━━ PROVIDED MATERIAL

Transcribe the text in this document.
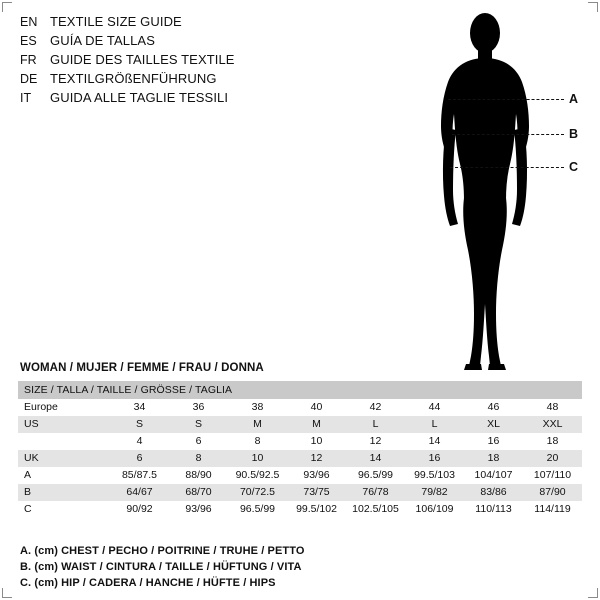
EN TEXTILE SIZE GUIDE
ES	GUÍA DE TALLAS
FR	GUIDE DES TAILLES TEXTILE
DE TEXTILGRÖßENFÜHRUNG
IT	GUIDA ALLE TAGLIE TESSILI	A
B
C
WOMAN / MUJER / FEMME / FRAU / DONNA
SIZE / TALLA / TAILLE / GRÖSSE / TAGLIA								
Europe	34	36	38	40	42	44	46	48
US	S	S	M	M	L	L	XL	XXL
	4	6	8	10	12	14	16	18
UK	6	8	10	12	14	16	18	20
A	85/87.5	88/90	90.5/92.5	93/96	96.5/99	99.5/103	104/107	107/110
B	64/67	68/70	70/72.5	73/75	76/78	79/82	83/86	87/90
C	90/92	93/96	96.5/99	99.5/102	102.5/105	106/109	110/113	114/119
A. (cm) CHEST / PECHO / POITRINE / TRUHE / PETTO
B. (cm) WAIST / CINTURA / TAILLE / HÜFTUNG / VITA
C. (cm) HIP / CADERA / HANCHE / HÜFTE / HIPS
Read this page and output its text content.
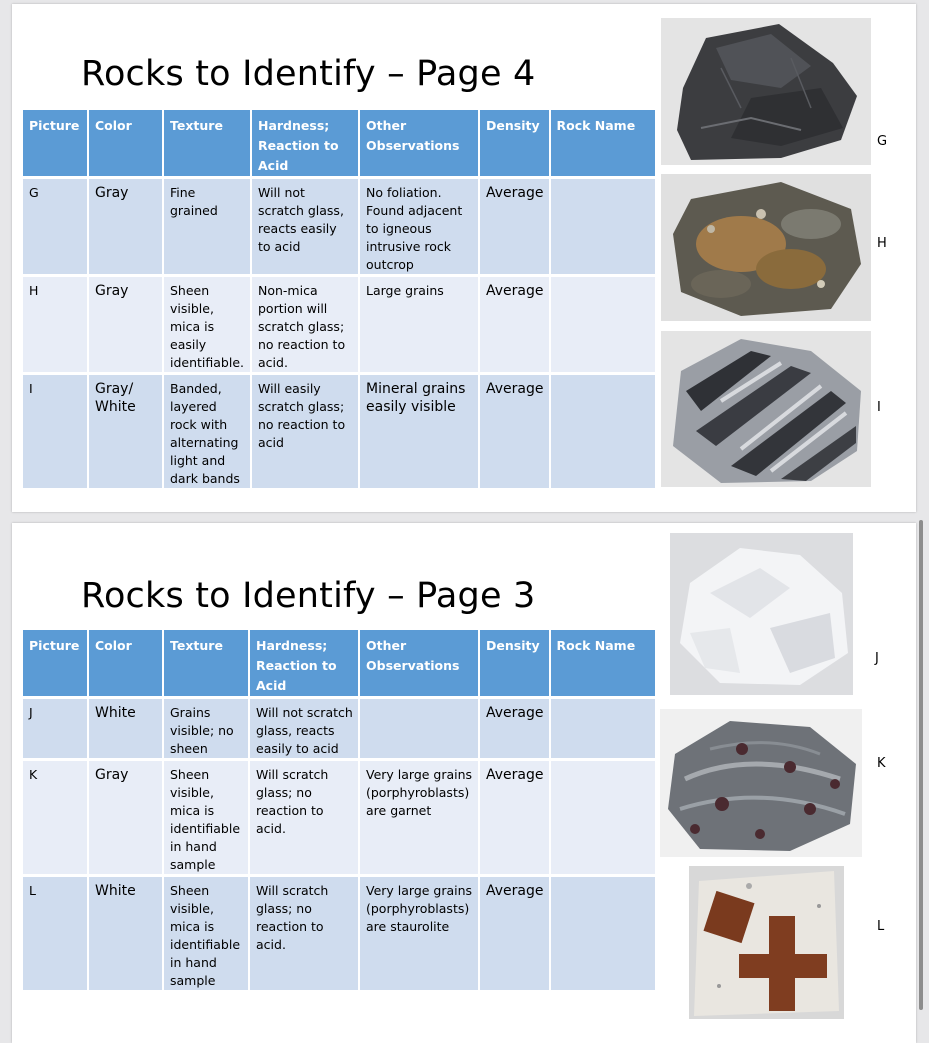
Rocks to Identify – Page 4
Picture	Color	Texture	Hardness; Reaction to Acid	Other Observations	Density	Rock Name
G	Gray	Fine grained	Will not scratch glass, reacts easily to acid	No foliation. Found adjacent to igneous intrusive rock outcrop	Average	
H	Gray	Sheen visible, mica is easily identifiable.	Non-mica portion will scratch glass; no reaction to acid.	Large grains	Average	
I	Gray/ White	Banded, layered rock with alternating light and dark bands	Will easily scratch glass; no reaction to acid	Mineral grains easily visible	Average	
G
H
I
Rocks to Identify – Page 3
Picture	Color	Texture	Hardness; Reaction to Acid	Other Observations	Density	Rock Name
J	White	Grains visible; no sheen	Will not scratch glass, reacts easily to acid		Average	
K	Gray	Sheen visible, mica is identifiable in hand sample	Will scratch glass; no reaction to acid.	Very large grains (porphyroblasts) are garnet	Average	
L	White	Sheen visible, mica is identifiable in hand sample	Will scratch glass; no reaction to acid.	Very large grains (porphyroblasts) are staurolite	Average	
J
K
L
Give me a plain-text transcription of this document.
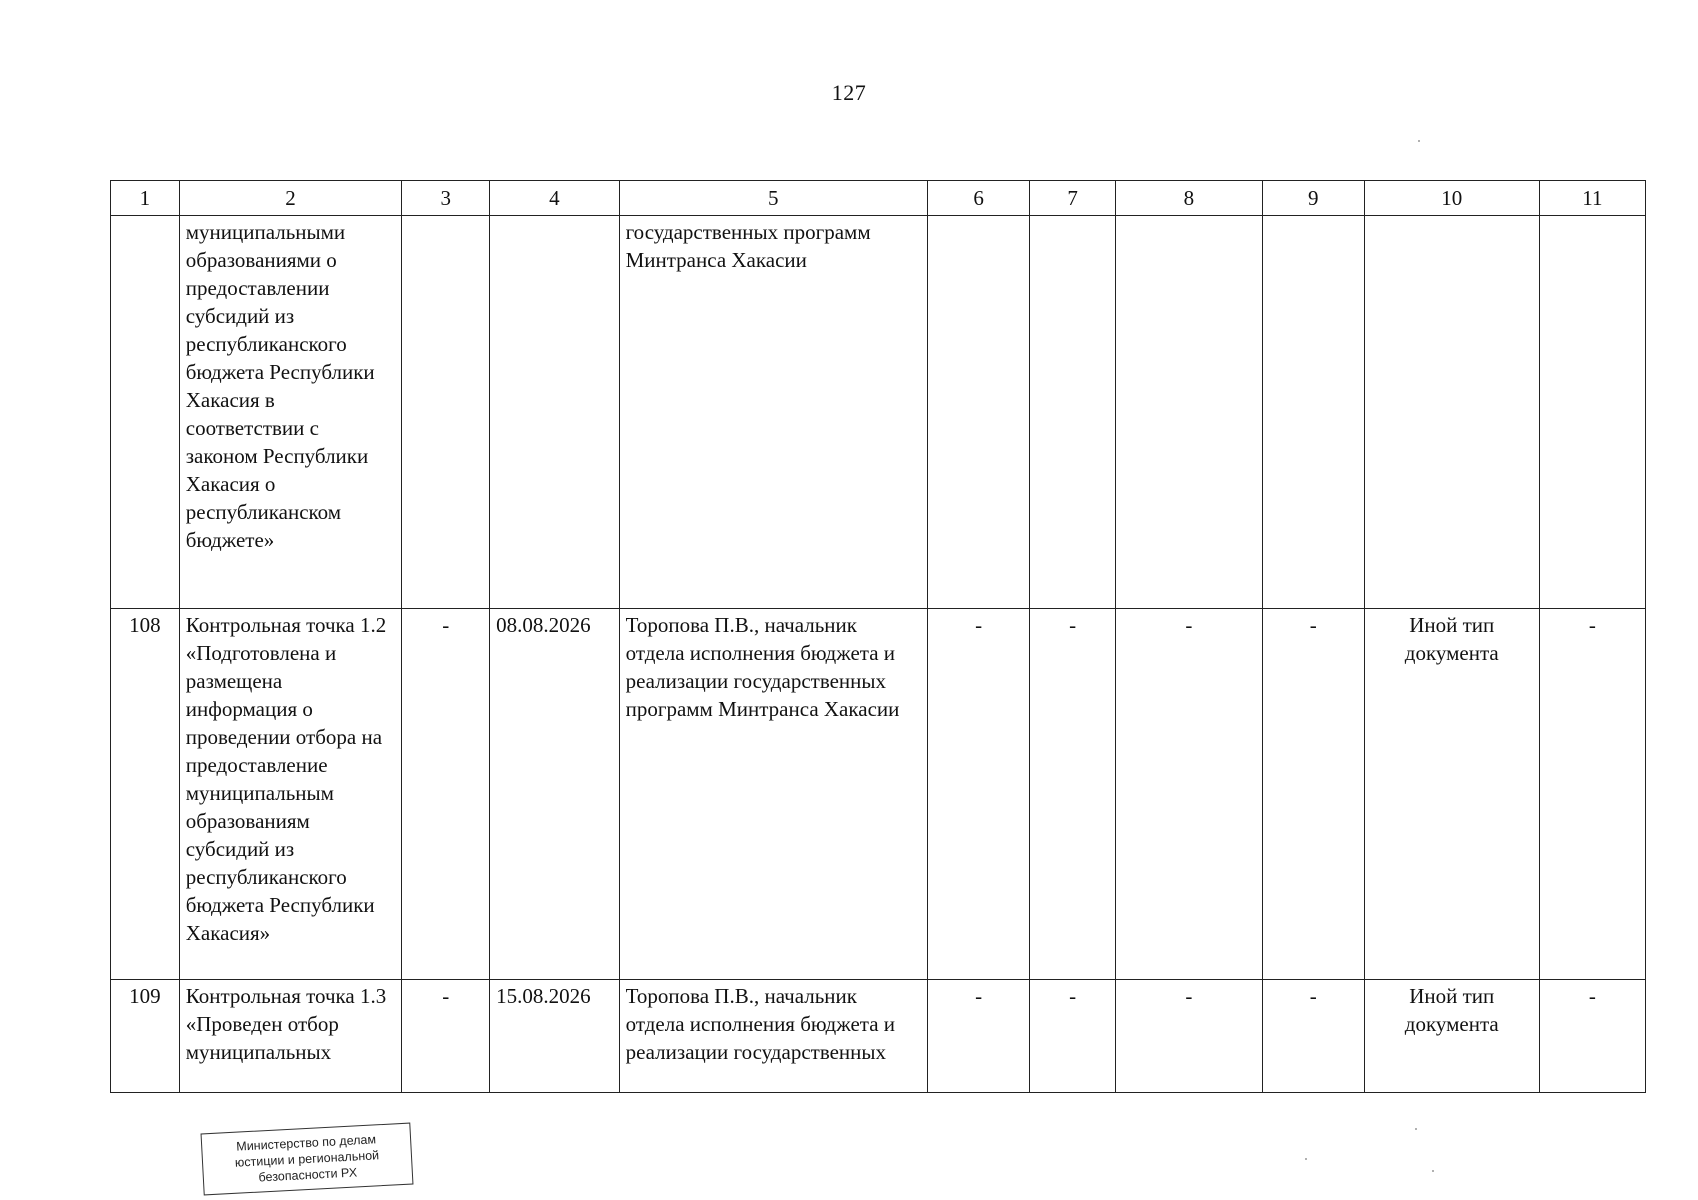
127
1	2	3	4	5	6	7	8	9	10	11
	муниципальными образованиями о предоставлении субсидий из республиканского бюджета Республики Хакасия в соответствии с законом Республики Хакасия о республиканском бюджете»			государственных программ Минтранса Хакасии						
108	Контрольная точка 1.2 «Подготовлена и размещена информация о проведении отбора на предоставление муниципальным образованиям субсидий из республиканского бюджета Республики Хакасия»	-	08.08.2026	Торопова П.В., начальник отдела исполнения бюджета и реализации государственных программ Минтранса Хакасии	-	-	-	-	Иной тип документа	-
109	Контрольная точка 1.3 «Проведен отбор муниципальных	-	15.08.2026	Торопова П.В., начальник отдела исполнения бюджета и реализации государственных	-	-	-	-	Иной тип документа	-
Министерство по делам
юстиции и региональной
безопасности РХ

━━━━

INSTRUCTIONS TO FOLLOW
From the entries above, select each line containing the string "document".

CORRECT RESULT
Transcribe the text in this document.
Give me a plain-text transcription of this document.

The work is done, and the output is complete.